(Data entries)
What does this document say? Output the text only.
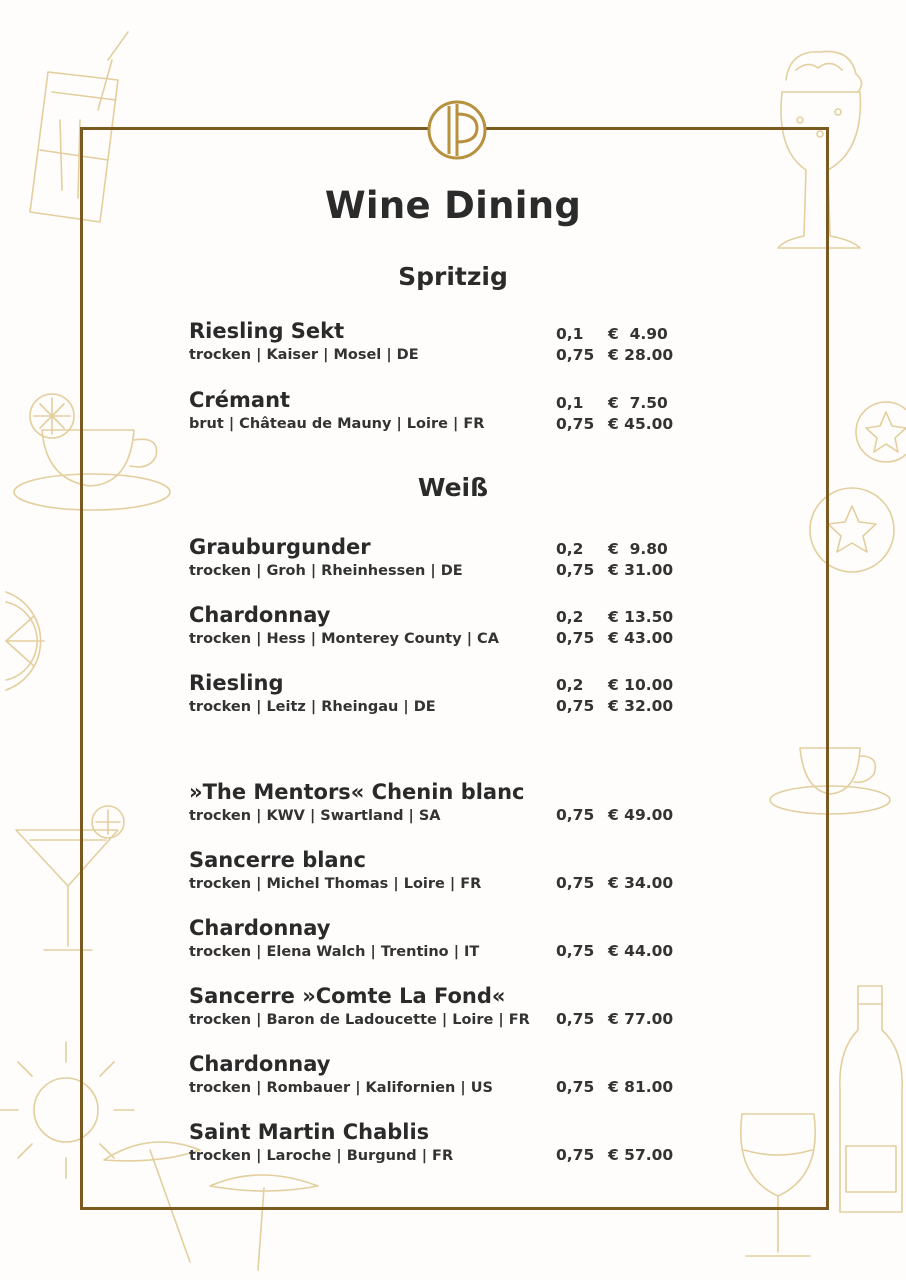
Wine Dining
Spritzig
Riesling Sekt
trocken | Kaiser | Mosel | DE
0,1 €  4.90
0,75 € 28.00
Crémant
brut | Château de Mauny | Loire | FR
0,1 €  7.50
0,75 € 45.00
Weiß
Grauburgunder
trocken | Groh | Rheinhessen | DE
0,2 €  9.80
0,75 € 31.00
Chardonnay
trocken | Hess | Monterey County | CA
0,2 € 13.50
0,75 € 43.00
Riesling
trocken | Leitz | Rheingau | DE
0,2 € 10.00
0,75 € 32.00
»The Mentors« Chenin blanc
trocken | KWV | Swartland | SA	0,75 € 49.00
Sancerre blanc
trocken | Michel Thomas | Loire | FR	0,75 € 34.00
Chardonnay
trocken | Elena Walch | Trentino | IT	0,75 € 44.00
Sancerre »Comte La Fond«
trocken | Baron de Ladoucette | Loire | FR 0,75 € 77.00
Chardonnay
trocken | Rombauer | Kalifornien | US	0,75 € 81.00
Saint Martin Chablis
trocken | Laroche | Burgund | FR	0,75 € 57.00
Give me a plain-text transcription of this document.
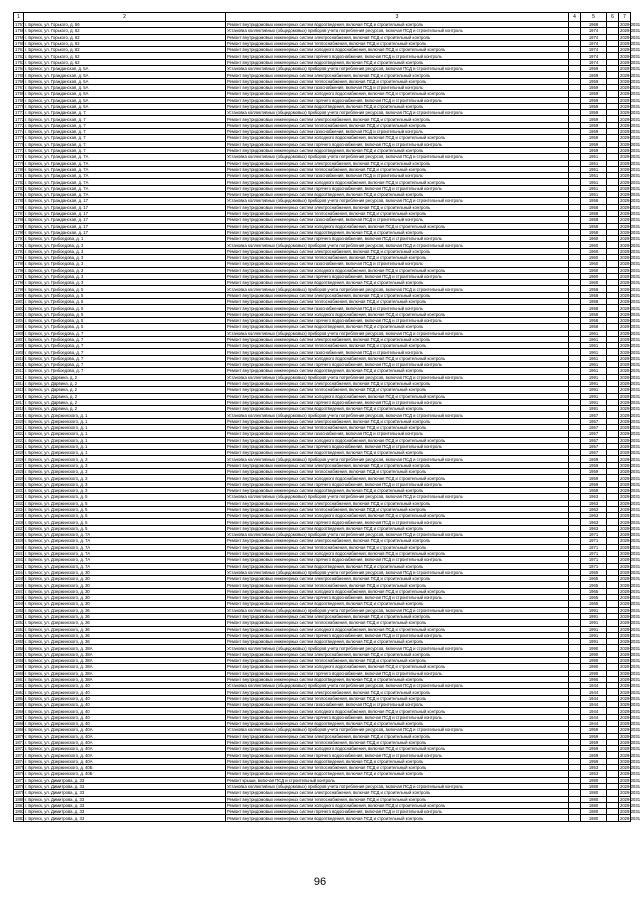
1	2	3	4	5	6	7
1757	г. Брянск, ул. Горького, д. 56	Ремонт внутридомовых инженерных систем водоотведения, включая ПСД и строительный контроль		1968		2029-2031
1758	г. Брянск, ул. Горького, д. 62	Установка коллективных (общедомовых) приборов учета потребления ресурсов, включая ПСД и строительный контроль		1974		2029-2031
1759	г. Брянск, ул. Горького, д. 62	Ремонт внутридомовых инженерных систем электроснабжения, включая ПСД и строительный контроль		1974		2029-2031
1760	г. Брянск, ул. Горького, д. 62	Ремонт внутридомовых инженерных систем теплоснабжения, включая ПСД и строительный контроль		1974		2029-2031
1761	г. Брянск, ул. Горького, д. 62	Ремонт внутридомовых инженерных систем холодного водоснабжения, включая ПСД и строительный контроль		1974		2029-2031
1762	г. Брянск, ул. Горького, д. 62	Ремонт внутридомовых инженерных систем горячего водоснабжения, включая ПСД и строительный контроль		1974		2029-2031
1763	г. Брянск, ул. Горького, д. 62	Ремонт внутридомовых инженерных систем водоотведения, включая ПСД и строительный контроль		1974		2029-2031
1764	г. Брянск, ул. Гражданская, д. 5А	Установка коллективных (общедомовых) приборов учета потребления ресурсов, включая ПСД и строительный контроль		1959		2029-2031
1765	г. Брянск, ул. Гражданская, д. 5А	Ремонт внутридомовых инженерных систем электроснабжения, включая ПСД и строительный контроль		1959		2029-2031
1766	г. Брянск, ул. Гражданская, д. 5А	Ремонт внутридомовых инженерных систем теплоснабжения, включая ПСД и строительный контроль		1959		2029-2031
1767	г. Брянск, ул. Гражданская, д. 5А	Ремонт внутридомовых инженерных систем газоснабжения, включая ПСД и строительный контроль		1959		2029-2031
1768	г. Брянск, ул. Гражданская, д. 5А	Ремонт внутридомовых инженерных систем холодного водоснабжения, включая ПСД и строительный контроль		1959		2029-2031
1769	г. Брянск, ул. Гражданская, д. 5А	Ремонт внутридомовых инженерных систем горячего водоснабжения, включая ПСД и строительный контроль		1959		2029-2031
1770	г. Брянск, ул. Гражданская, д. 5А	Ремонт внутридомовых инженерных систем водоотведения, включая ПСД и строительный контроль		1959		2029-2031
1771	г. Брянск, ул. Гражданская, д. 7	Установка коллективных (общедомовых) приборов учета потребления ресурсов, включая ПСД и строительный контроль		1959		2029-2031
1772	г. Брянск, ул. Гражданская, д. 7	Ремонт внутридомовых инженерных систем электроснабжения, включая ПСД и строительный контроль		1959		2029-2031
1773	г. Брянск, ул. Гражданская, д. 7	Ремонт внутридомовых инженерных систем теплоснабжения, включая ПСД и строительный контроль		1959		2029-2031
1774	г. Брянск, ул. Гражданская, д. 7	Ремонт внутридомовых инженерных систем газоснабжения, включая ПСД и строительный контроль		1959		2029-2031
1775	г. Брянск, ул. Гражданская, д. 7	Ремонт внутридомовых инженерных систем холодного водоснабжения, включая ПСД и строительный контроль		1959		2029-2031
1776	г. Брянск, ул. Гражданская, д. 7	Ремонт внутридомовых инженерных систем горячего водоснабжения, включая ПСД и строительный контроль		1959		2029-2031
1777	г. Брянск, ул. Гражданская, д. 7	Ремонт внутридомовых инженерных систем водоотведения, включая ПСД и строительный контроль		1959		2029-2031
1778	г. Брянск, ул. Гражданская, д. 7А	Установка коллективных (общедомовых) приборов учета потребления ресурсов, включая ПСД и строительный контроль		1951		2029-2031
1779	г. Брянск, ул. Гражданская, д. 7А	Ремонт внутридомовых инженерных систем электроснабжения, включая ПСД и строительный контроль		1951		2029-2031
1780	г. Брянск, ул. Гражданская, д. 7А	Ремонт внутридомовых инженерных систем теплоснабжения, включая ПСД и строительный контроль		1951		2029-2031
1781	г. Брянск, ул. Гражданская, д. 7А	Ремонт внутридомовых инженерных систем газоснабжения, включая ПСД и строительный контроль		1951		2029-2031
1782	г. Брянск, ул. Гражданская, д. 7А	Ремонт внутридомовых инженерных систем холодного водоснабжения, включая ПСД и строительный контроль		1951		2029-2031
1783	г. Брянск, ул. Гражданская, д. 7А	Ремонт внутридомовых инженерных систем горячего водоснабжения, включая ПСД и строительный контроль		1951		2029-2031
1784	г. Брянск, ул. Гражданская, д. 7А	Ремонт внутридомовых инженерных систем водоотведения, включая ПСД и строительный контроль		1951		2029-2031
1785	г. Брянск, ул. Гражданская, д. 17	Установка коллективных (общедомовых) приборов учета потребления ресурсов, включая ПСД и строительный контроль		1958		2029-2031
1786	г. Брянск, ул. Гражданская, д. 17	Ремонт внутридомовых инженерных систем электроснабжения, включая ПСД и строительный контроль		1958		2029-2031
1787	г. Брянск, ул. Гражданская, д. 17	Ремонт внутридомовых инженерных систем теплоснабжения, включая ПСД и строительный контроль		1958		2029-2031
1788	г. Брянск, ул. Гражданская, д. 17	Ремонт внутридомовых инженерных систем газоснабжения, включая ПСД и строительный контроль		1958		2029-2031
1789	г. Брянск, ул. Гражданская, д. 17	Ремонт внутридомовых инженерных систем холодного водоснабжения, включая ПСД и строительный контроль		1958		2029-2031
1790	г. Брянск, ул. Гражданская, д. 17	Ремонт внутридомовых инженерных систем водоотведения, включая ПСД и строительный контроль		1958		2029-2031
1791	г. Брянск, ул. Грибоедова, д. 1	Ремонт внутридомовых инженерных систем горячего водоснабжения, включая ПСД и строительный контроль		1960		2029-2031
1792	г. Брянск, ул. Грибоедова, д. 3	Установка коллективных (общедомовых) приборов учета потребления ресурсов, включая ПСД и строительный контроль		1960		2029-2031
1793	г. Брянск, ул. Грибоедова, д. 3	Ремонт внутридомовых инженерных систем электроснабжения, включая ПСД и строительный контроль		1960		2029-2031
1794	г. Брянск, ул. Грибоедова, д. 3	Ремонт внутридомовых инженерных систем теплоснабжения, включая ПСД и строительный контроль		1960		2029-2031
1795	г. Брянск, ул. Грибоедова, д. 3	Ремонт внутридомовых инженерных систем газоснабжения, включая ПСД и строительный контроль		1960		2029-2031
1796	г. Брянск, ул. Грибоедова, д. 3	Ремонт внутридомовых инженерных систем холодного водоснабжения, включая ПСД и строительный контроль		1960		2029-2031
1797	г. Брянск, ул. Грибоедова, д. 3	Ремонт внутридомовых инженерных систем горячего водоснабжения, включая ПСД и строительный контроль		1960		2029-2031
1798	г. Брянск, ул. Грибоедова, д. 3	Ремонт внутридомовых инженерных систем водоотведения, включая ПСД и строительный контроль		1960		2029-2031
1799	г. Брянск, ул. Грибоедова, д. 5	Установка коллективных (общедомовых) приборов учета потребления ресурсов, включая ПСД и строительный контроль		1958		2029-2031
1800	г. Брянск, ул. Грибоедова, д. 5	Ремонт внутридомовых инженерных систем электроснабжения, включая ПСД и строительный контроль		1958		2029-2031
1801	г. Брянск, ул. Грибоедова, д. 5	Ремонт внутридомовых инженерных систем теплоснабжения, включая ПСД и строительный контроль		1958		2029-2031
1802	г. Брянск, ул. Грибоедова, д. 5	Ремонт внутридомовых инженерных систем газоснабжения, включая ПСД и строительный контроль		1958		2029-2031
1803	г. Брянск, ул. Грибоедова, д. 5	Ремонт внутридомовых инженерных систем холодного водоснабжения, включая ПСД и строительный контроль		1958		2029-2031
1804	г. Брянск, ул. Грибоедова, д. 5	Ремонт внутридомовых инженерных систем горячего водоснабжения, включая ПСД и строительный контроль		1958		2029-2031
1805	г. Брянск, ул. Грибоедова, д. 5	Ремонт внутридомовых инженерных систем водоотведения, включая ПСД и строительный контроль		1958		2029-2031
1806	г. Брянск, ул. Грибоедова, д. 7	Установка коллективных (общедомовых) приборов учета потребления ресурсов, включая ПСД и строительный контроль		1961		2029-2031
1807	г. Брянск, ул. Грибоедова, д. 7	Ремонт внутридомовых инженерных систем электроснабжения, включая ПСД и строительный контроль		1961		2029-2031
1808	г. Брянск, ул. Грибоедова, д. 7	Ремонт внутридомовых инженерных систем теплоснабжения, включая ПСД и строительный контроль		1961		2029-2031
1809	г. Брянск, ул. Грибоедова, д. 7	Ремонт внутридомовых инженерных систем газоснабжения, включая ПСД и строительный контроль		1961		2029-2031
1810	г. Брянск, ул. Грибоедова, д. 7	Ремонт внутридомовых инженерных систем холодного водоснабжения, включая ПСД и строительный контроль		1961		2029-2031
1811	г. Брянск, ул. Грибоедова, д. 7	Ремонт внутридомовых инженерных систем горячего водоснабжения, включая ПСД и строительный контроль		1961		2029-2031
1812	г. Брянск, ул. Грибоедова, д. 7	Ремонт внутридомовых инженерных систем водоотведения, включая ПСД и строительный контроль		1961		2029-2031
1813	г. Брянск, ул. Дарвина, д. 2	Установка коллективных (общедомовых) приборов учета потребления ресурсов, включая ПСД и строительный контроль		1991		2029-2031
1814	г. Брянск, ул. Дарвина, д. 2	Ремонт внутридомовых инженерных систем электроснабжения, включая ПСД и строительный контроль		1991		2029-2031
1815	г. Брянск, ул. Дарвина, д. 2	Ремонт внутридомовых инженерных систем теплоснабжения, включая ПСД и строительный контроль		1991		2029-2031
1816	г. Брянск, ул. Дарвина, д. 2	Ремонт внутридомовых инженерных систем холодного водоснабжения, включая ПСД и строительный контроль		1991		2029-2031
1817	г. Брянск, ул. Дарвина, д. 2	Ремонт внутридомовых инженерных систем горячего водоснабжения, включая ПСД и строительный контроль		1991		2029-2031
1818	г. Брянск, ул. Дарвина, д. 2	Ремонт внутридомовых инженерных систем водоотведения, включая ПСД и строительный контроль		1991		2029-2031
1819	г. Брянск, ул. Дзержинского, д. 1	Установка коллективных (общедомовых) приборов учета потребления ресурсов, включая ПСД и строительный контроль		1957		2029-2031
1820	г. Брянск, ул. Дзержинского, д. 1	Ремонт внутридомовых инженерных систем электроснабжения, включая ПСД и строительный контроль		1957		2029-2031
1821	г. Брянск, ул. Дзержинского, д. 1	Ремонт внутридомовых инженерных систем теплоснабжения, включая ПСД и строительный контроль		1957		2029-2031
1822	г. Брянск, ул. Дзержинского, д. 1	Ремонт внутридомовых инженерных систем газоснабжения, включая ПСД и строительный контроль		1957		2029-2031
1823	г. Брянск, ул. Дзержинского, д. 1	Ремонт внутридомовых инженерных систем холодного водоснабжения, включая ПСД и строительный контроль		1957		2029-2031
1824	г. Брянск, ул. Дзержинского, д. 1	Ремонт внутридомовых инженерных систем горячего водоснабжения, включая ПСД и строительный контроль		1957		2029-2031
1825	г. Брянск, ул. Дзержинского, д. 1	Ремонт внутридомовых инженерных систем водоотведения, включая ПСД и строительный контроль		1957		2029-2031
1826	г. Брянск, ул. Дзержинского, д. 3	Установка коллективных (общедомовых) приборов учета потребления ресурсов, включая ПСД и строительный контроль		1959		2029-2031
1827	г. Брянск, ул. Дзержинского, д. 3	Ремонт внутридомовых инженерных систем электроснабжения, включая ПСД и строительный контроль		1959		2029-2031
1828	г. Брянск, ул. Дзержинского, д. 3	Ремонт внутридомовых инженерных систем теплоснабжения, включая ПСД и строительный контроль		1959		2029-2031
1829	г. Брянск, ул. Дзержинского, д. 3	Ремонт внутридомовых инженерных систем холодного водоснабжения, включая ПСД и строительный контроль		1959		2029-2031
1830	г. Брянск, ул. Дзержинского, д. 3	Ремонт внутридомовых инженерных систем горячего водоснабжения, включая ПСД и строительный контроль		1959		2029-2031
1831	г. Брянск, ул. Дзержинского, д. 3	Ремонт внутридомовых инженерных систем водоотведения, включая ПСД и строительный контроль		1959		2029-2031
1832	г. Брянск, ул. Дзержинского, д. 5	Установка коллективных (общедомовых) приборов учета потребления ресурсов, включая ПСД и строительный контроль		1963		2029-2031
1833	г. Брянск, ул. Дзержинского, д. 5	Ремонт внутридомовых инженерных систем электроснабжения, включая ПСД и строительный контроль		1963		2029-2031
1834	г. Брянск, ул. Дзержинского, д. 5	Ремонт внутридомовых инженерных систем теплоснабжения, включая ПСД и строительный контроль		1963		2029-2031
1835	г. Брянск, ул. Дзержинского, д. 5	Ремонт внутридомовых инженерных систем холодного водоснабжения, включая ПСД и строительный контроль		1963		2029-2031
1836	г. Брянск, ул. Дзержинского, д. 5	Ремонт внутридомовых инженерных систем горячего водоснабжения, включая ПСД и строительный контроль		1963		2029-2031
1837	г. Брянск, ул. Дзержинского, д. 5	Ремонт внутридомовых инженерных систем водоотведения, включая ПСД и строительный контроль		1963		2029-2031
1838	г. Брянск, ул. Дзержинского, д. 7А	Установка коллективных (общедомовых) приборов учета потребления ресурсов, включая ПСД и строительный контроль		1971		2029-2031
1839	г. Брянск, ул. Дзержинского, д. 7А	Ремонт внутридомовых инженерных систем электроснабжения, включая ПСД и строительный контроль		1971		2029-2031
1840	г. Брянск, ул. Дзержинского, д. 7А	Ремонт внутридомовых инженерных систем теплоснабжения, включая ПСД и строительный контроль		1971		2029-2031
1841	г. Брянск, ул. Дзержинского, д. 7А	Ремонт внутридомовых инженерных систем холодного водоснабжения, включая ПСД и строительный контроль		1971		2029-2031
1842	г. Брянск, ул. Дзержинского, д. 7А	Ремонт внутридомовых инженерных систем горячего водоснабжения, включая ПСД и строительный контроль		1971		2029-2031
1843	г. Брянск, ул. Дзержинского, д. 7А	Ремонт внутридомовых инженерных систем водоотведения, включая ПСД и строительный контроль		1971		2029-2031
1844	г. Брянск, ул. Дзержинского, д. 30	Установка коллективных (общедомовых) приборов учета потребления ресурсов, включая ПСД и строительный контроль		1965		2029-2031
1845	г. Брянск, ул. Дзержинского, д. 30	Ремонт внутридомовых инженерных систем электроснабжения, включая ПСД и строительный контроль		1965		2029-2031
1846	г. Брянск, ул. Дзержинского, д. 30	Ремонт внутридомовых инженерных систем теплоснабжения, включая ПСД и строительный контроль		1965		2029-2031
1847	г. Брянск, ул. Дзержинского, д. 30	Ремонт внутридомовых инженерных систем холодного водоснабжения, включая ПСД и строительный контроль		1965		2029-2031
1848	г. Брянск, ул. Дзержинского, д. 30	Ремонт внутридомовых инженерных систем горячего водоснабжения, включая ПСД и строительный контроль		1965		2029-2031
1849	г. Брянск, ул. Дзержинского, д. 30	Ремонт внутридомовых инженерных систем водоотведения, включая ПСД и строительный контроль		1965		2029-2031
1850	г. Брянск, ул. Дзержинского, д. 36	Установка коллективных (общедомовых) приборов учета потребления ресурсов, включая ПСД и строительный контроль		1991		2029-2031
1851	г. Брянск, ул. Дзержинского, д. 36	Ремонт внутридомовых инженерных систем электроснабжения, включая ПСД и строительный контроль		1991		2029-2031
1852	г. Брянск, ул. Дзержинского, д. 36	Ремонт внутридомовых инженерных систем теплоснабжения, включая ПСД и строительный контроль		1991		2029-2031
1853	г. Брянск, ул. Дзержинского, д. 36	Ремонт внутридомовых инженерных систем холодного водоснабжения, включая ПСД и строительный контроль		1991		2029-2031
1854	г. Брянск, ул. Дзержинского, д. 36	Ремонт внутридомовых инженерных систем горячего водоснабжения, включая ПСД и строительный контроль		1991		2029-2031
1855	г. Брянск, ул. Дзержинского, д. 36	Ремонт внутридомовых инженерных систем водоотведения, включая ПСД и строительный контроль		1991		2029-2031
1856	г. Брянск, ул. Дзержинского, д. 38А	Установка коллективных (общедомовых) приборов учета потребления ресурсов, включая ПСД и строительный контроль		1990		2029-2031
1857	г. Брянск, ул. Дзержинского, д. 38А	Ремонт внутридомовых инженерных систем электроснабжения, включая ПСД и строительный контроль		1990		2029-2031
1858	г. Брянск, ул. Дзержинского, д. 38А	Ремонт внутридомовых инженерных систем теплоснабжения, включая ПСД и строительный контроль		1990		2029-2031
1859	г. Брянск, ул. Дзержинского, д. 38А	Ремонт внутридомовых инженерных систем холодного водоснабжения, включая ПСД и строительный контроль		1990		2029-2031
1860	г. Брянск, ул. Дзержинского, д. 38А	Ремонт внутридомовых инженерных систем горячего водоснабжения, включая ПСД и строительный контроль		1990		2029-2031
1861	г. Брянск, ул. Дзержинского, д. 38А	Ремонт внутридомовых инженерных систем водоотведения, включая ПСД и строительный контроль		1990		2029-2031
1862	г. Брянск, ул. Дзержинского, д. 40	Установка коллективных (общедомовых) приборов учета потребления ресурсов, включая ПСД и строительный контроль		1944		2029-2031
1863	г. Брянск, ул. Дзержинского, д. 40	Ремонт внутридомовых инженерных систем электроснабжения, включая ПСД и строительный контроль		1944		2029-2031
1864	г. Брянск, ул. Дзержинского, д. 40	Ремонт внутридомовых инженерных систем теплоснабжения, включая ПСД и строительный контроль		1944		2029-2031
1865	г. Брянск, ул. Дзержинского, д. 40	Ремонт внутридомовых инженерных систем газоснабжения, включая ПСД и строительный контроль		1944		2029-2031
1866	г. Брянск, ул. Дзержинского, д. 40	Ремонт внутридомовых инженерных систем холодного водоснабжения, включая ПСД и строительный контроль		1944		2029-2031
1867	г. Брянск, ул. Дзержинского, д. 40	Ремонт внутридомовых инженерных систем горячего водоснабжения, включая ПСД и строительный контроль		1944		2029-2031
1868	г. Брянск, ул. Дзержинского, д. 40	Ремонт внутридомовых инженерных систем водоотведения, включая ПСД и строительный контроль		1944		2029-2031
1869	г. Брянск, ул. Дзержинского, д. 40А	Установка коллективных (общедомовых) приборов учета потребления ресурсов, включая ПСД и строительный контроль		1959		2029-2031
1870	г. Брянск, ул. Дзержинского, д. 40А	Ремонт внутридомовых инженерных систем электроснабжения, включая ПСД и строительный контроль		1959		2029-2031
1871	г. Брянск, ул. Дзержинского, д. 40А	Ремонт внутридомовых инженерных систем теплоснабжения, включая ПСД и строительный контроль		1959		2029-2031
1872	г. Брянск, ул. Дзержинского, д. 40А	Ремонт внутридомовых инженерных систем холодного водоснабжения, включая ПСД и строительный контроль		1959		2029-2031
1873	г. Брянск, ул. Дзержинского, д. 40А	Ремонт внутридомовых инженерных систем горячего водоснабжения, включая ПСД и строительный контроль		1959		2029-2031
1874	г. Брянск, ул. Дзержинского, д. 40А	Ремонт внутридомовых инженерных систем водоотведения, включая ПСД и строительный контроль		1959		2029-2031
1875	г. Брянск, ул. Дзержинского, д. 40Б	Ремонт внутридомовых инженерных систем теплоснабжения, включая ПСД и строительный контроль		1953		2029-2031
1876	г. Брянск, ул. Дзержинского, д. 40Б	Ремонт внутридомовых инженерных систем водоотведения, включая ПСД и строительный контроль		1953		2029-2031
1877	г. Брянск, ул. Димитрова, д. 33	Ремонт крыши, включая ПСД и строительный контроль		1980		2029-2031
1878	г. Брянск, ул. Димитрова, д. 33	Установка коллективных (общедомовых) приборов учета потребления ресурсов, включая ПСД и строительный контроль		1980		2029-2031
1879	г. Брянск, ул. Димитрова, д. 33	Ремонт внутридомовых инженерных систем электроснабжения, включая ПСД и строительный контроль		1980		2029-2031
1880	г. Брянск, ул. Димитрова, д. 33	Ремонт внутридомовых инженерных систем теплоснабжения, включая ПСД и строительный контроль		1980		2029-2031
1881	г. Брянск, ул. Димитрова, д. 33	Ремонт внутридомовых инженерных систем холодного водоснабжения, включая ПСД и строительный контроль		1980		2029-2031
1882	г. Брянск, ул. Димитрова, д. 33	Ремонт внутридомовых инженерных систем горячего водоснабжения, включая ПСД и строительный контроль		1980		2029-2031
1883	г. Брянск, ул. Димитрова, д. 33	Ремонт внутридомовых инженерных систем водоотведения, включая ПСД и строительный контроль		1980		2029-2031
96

> [GOAL]:
Copy each line of the records containing the string "Sancerre".

> [THE SOLUTION]:
Sancerre blanc
Sancerre »Comte La Fond«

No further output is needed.